[Start EXERCISE MATERIALS]

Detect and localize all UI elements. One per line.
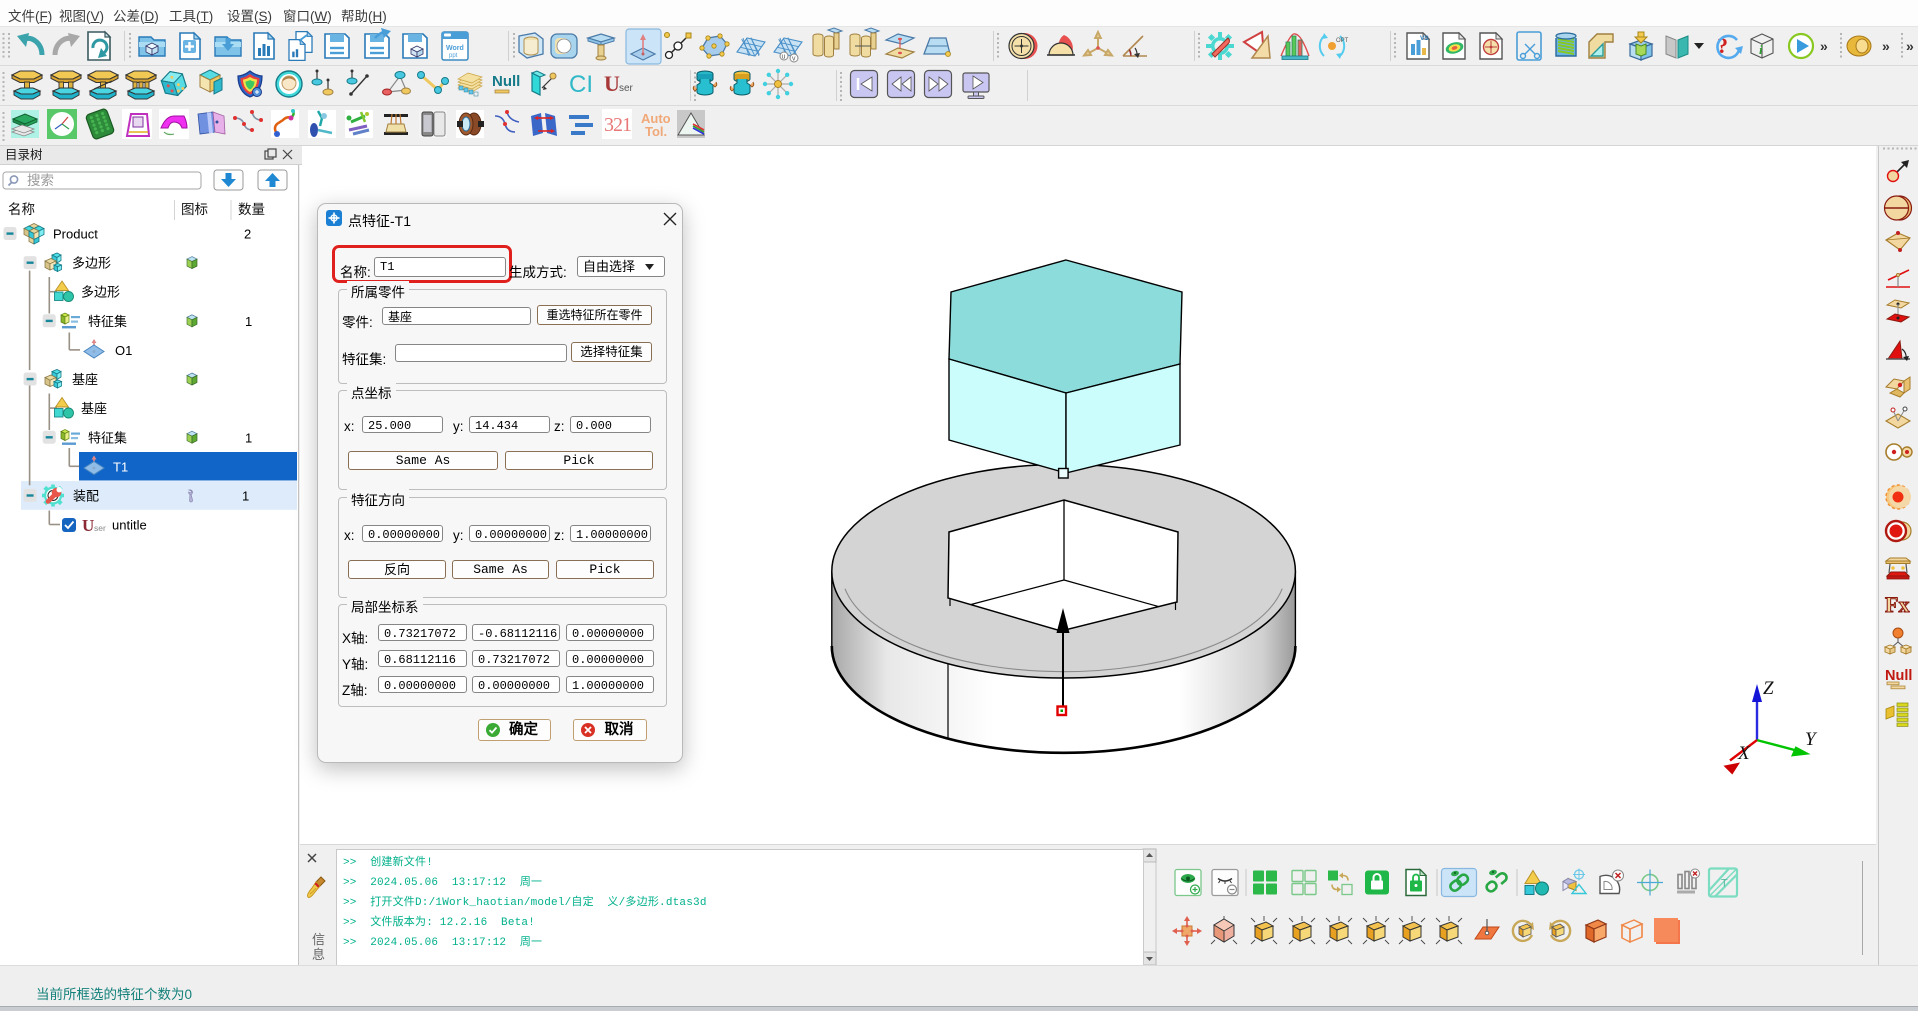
svg-text:ser: ser <box>94 523 106 533</box>
svg-text:U: U <box>604 71 620 96</box>
svg-text:»: » <box>1882 38 1890 54</box>
svg-text:321: 321 <box>604 114 631 136</box>
svg-text:特征集: 特征集 <box>88 431 127 446</box>
svg-text:i: i <box>1759 42 1763 57</box>
svg-text:图标: 图标 <box>181 202 208 217</box>
svg-text:1: 1 <box>245 431 252 446</box>
svg-text:Word: Word <box>446 45 464 52</box>
svg-text:X: X <box>1737 743 1751 764</box>
svg-text:基座: 基座 <box>72 372 98 387</box>
svg-text:Fx: Fx <box>1885 592 1909 617</box>
svg-text:OPT: OPT <box>1336 38 1349 44</box>
svg-text:CI: CI <box>569 71 593 98</box>
svg-text:1: 1 <box>245 314 252 329</box>
svg-text:装配: 装配 <box>73 489 99 504</box>
svg-text:基座: 基座 <box>81 401 107 416</box>
svg-text:搜索: 搜索 <box>27 173 54 188</box>
svg-text:Z: Z <box>1763 678 1774 699</box>
svg-text:2: 2 <box>244 227 251 242</box>
svg-text:U: U <box>82 516 94 535</box>
svg-text:v: v <box>792 56 796 63</box>
svg-text:VS: VS <box>1420 35 1429 42</box>
svg-text:O1: O1 <box>115 343 132 358</box>
svg-text:Tol.: Tol. <box>645 124 667 139</box>
svg-text:Null: Null <box>492 73 520 90</box>
svg-text:信: 信 <box>312 932 325 947</box>
svg-text:»: » <box>1906 38 1914 54</box>
svg-text:名称: 名称 <box>8 202 35 217</box>
svg-text:Y: Y <box>1805 729 1818 750</box>
svg-text:T1: T1 <box>113 460 128 475</box>
svg-text:多边形: 多边形 <box>72 256 111 271</box>
svg-text:»: » <box>1820 38 1828 54</box>
svg-text:多边形: 多边形 <box>81 285 120 300</box>
svg-text:u: u <box>782 54 786 61</box>
svg-text:数量: 数量 <box>238 202 265 217</box>
svg-text:1: 1 <box>242 489 249 504</box>
svg-text:Null: Null <box>1885 668 1912 684</box>
svg-text:untitle: untitle <box>112 518 147 533</box>
svg-text:息: 息 <box>312 947 325 962</box>
svg-text:Product: Product <box>53 227 98 242</box>
svg-text:ppt: ppt <box>449 53 458 59</box>
svg-text:特征集: 特征集 <box>88 314 127 329</box>
svg-text:T: T <box>1721 878 1728 890</box>
svg-text:ser: ser <box>619 83 634 94</box>
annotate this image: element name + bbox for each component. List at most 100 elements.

[End EXERCISE MATERIALS]

__INSTRUCTIONS TO FOLLOW__: Please return every line of the records above word for word, omitting the picture lines.

__EXERCISE OUTPUT__:
Detect and localize all UI elements. One per line.
svg-text:ser: ser <box>94 523 106 533</box>
svg-text:U: U <box>604 71 620 96</box>
svg-text:»: » <box>1882 38 1890 54</box>
svg-text:321: 321 <box>604 114 631 136</box>
svg-text:特征集: 特征集 <box>88 431 127 446</box>
svg-text:i: i <box>1759 42 1763 57</box>
svg-text:图标: 图标 <box>181 202 208 217</box>
svg-text:1: 1 <box>245 431 252 446</box>
svg-text:Word: Word <box>446 45 464 52</box>
svg-text:X: X <box>1737 743 1751 764</box>
svg-text:基座: 基座 <box>72 372 98 387</box>
svg-text:Fx: Fx <box>1885 592 1909 617</box>
svg-text:OPT: OPT <box>1336 38 1349 44</box>
svg-text:CI: CI <box>569 71 593 98</box>
svg-text:1: 1 <box>245 314 252 329</box>
svg-text:装配: 装配 <box>73 489 99 504</box>
svg-text:基座: 基座 <box>81 401 107 416</box>
svg-text:搜索: 搜索 <box>27 173 54 188</box>
svg-text:Z: Z <box>1763 678 1774 699</box>
svg-text:2: 2 <box>244 227 251 242</box>
svg-text:U: U <box>82 516 94 535</box>
svg-text:v: v <box>792 56 796 63</box>
svg-text:VS: VS <box>1420 35 1429 42</box>
svg-text:O1: O1 <box>115 343 132 358</box>
svg-text:Tol.: Tol. <box>645 124 667 139</box>
svg-text:Null: Null <box>492 73 520 90</box>
svg-text:信: 信 <box>312 932 325 947</box>
svg-text:»: » <box>1906 38 1914 54</box>
svg-text:名称: 名称 <box>8 202 35 217</box>
svg-text:Y: Y <box>1805 729 1818 750</box>
svg-text:T1: T1 <box>113 460 128 475</box>
svg-text:多边形: 多边形 <box>72 256 111 271</box>
svg-text:»: » <box>1820 38 1828 54</box>
svg-text:多边形: 多边形 <box>81 285 120 300</box>
svg-text:u: u <box>782 54 786 61</box>
svg-text:数量: 数量 <box>238 202 265 217</box>
svg-text:1: 1 <box>242 489 249 504</box>
svg-text:Null: Null <box>1885 668 1912 684</box>
svg-text:untitle: untitle <box>112 518 147 533</box>
svg-text:息: 息 <box>312 947 325 962</box>
svg-text:Product: Product <box>53 227 98 242</box>
svg-text:ppt: ppt <box>449 53 458 59</box>
svg-text:特征集: 特征集 <box>88 314 127 329</box>
svg-text:T: T <box>1721 878 1728 890</box>
svg-text:ser: ser <box>619 83 634 94</box>
annotate this image: element name + bbox for each component. List at most 100 elements.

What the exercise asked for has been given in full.